● Provided material:
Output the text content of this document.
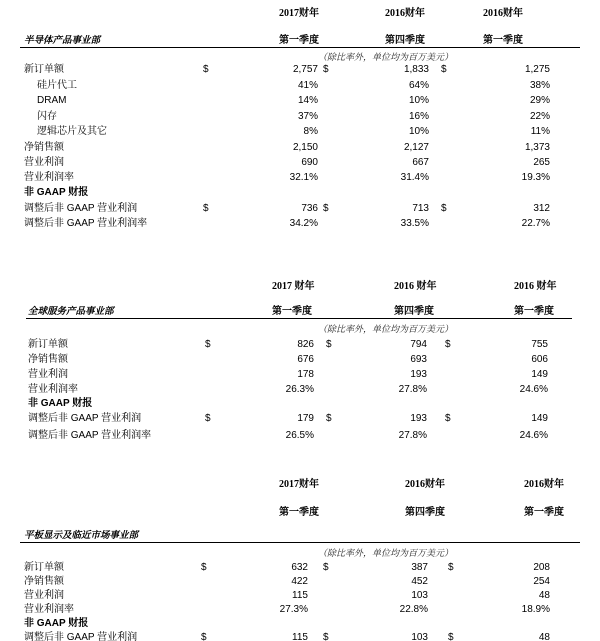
2017财年	2016财年	2016财年
半导体产品事业部	第一季度	第四季度	第一季度
（除比率外，单位均为百万美元）
新订单额	$	2,757 $	1,833 $	1,275
硅片代工	41%	64%	38%
DRAM	14%	10%	29%
闪存	37%	16%	22%
逻辑芯片及其它	8%	10%	11%
净销售额	2,150	2,127	1,373
营业利润	690	667	265
营业利润率	32.1%	31.4%	19.3%
非 GAAP 财报
调整后非 GAAP 营业利润	$	736 $	713 $	312
调整后非 GAAP 营业利润率	34.2%	33.5%	22.7%
2017 财年	2016 财年	2016 财年
全球服务产品事业部	第一季度	第四季度	第一季度
（除比率外，单位均为百万美元）
新订单额	$	826 $	794 $	755
净销售额	676	693	606
营业利润	178	193	149
营业利润率	26.3%	27.8%	24.6%
非 GAAP 财报
调整后非 GAAP 营业利润	$	179 $	193 $	149
调整后非 GAAP 营业利润率	26.5%	27.8%	24.6%
2017财年	2016财年	2016财年
第一季度	第四季度	第一季度
平板显示及临近市场事业部
（除比率外，单位均为百万美元）
新订单额	$	632 $	387 $	208
净销售额	422	452	254
营业利润	115	103	48
营业利润率	27.3%	22.8%	18.9%
非 GAAP 财报
调整后非 GAAP 营业利润	$	115 $	103 $	48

● What you are asked to do: From the listing above, copy out each line where the word "第四季度" appears.

● Answer to the exercise:
半导体产品事业部	第一季度	第四季度	第一季度
全球服务产品事业部	第一季度	第四季度	第一季度
第一季度	第四季度	第一季度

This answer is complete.